### [Directive]
Show every line in the entries below where the word "Disaster" appears.

### [Task inputs]
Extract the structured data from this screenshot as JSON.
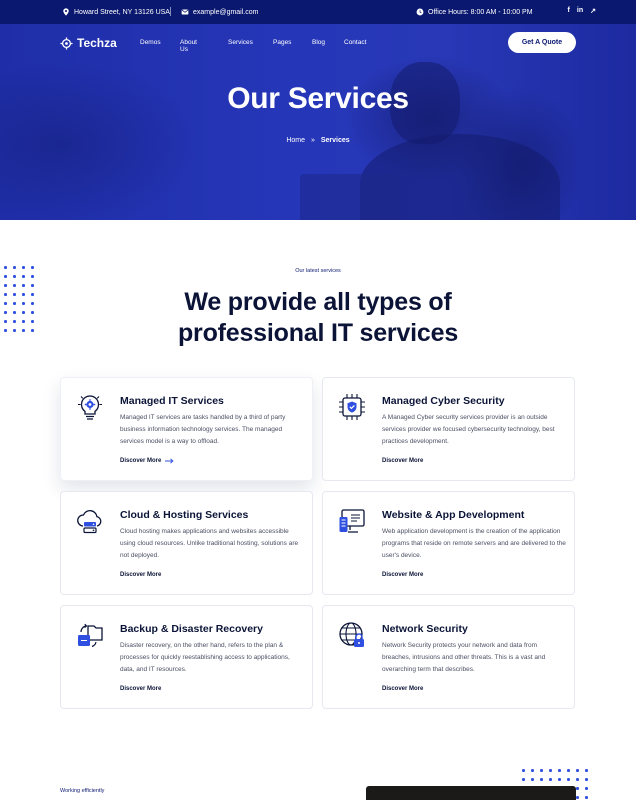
{
  "topbar": {
    "address": "Howard Street, NY 13126 USA",
    "email": "example@gmail.com",
    "hours": "Office Hours: 8:00 AM - 10:00 PM",
    "social": [
      "f",
      "in",
      "↗"
    ]
  },
  "brand": {
    "name": "Techza"
  },
  "nav": {
    "items": [
      "Demos",
      "About Us",
      "Services",
      "Pages",
      "Blog",
      "Contact"
    ],
    "cta": "Get A Quote"
  },
  "hero": {
    "title": "Our Services",
    "breadcrumb": {
      "home": "Home",
      "separator": "»",
      "current": "Services"
    }
  },
  "section": {
    "eyebrow": "Our latest services",
    "headline_line1": "We provide all types of",
    "headline_line2": "professional IT services"
  },
  "services": [
    {
      "title": "Managed IT Services",
      "desc": "Managed IT services are tasks handled by a third of party business information technology services. The managed services model is a way to offload.",
      "more": "Discover More",
      "icon": "gear-bulb-icon"
    },
    {
      "title": "Managed Cyber Security",
      "desc": "A Managed Cyber security services provider is an outside services provider we focused cybersecurity technology, best practices development.",
      "more": "Discover More",
      "icon": "shield-chip-icon"
    },
    {
      "title": "Cloud & Hosting Services",
      "desc": "Cloud hosting makes applications and websites accessible using cloud resources. Unlike traditional hosting, solutions are not deployed.",
      "more": "Discover More",
      "icon": "cloud-server-icon"
    },
    {
      "title": "Website & App Development",
      "desc": "Web application development is the creation of the application programs that reside on remote servers and are delivered to the user's device.",
      "more": "Discover More",
      "icon": "monitor-icon"
    },
    {
      "title": "Backup & Disaster Recovery",
      "desc": "Disaster recovery, on the other hand, refers to the plan & processes for quickly reestablishing  access to applications, data, and IT resources.",
      "more": "Discover More",
      "icon": "backup-folder-icon"
    },
    {
      "title": "Network Security",
      "desc": "Network Security protects your network and data from breaches, intrusions and other threats. This is a vast and overarching term that describes.",
      "more": "Discover More",
      "icon": "globe-lock-icon"
    }
  ],
  "bottom": {
    "eyebrow": "Working efficiently"
  },
  "colors": {
    "primary": "#0a1870",
    "accent": "#2f4fe0",
    "hero": "#2536b8"
  }
}
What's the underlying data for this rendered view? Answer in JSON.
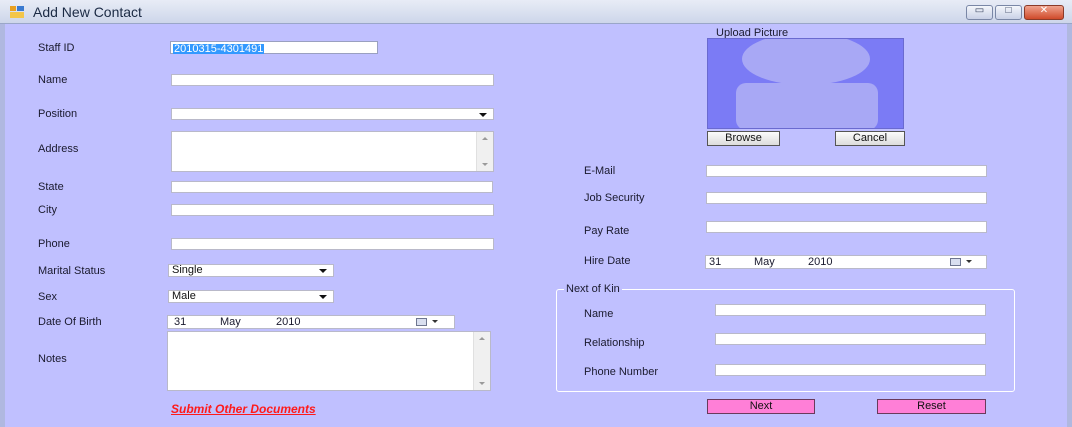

### [Task output]
      "title": "Backup & Disaster Recovery",
      "desc": "Disaster recovery, on the other hand, refers to the plan & processes for quickly reestablishing  access to applications, data, and IT resources.",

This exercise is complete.